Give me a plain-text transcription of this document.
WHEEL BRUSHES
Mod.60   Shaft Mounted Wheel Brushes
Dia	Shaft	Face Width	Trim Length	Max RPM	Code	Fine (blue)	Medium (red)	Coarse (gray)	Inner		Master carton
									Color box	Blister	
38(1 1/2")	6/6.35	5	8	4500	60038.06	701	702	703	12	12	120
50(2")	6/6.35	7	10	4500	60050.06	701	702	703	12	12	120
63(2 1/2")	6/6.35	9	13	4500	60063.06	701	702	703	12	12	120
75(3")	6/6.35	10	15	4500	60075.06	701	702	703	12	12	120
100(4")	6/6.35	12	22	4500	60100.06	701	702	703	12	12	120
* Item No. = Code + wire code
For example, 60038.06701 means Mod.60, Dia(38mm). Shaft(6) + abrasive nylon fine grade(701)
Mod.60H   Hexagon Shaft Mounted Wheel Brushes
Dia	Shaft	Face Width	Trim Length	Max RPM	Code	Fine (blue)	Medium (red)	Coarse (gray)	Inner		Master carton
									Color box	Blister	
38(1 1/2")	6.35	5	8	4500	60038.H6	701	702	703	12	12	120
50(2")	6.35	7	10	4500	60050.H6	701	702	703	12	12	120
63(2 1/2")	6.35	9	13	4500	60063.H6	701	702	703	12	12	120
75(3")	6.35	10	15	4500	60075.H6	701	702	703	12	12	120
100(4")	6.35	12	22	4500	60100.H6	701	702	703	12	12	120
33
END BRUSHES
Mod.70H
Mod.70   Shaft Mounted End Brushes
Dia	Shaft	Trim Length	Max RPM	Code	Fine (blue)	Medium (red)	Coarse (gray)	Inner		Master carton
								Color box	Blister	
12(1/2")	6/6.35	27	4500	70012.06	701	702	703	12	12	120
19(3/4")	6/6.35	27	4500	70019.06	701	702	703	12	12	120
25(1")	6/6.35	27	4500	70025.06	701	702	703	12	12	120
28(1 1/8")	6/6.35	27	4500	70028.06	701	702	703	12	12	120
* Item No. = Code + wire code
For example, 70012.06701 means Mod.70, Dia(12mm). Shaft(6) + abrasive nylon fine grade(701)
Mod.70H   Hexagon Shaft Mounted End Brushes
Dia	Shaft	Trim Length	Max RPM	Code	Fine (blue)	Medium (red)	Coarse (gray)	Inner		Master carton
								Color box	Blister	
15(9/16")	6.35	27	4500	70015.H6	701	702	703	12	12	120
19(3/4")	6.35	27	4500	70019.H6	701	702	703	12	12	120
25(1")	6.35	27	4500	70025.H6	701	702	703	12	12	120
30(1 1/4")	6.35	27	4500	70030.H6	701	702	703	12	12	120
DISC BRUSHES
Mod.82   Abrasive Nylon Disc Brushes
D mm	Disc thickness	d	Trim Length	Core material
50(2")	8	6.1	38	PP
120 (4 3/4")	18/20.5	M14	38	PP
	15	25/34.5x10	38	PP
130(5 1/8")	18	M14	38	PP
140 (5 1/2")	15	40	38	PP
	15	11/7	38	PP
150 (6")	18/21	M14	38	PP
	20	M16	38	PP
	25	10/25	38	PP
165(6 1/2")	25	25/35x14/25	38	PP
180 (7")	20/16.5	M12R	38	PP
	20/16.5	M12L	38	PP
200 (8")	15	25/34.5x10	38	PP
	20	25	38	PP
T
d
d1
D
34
------------
Restate each record exactly as written.

Give me a plain-text transcription of this document.
WHEEL BRUSHES
Mod.60   Shaft Mounted Wheel Brushes
Dia	Shaft	Face Width	Trim Length	Max RPM	Code	Fine (blue)	Medium (red)	Coarse (gray)	Inner		Master carton
									Color box	Blister	
38(1 1/2")	6/6.35	5	8	4500	60038.06	701	702	703	12	12	120
50(2")	6/6.35	7	10	4500	60050.06	701	702	703	12	12	120
63(2 1/2")	6/6.35	9	13	4500	60063.06	701	702	703	12	12	120
75(3")	6/6.35	10	15	4500	60075.06	701	702	703	12	12	120
100(4")	6/6.35	12	22	4500	60100.06	701	702	703	12	12	120
* Item No. = Code + wire code
For example, 60038.06701 means Mod.60, Dia(38mm). Shaft(6) + abrasive nylon fine grade(701)
Mod.60H   Hexagon Shaft Mounted Wheel Brushes
Dia	Shaft	Face Width	Trim Length	Max RPM	Code	Fine (blue)	Medium (red)	Coarse (gray)	Inner		Master carton
									Color box	Blister	
38(1 1/2")	6.35	5	8	4500	60038.H6	701	702	703	12	12	120
50(2")	6.35	7	10	4500	60050.H6	701	702	703	12	12	120
63(2 1/2")	6.35	9	13	4500	60063.H6	701	702	703	12	12	120
75(3")	6.35	10	15	4500	60075.H6	701	702	703	12	12	120
100(4")	6.35	12	22	4500	60100.H6	701	702	703	12	12	120
33
END BRUSHES
Mod.70H
Mod.70   Shaft Mounted End Brushes
Dia	Shaft	Trim Length	Max RPM	Code	Fine (blue)	Medium (red)	Coarse (gray)	Inner		Master carton
								Color box	Blister	
12(1/2")	6/6.35	27	4500	70012.06	701	702	703	12	12	120
19(3/4")	6/6.35	27	4500	70019.06	701	702	703	12	12	120
25(1")	6/6.35	27	4500	70025.06	701	702	703	12	12	120
28(1 1/8")	6/6.35	27	4500	70028.06	701	702	703	12	12	120
* Item No. = Code + wire code
For example, 70012.06701 means Mod.70, Dia(12mm). Shaft(6) + abrasive nylon fine grade(701)
Mod.70H   Hexagon Shaft Mounted End Brushes
Dia	Shaft	Trim Length	Max RPM	Code	Fine (blue)	Medium (red)	Coarse (gray)	Inner		Master carton
								Color box	Blister	
15(9/16")	6.35	27	4500	70015.H6	701	702	703	12	12	120
19(3/4")	6.35	27	4500	70019.H6	701	702	703	12	12	120
25(1")	6.35	27	4500	70025.H6	701	702	703	12	12	120
30(1 1/4")	6.35	27	4500	70030.H6	701	702	703	12	12	120
DISC BRUSHES
Mod.82   Abrasive Nylon Disc Brushes
D mm	Disc thickness	d	Trim Length	Core material
50(2")	8	6.1	38	PP
120 (4 3/4")	18/20.5	M14	38	PP
	15	25/34.5x10	38	PP
130(5 1/8")	18	M14	38	PP
140 (5 1/2")	15	40	38	PP
	15	11/7	38	PP
150 (6")	18/21	M14	38	PP
	20	M16	38	PP
	25	10/25	38	PP
165(6 1/2")	25	25/35x14/25	38	PP
180 (7")	20/16.5	M12R	38	PP
	20/16.5	M12L	38	PP
200 (8")	15	25/34.5x10	38	PP
	20	25	38	PP
T
d
d1
D
34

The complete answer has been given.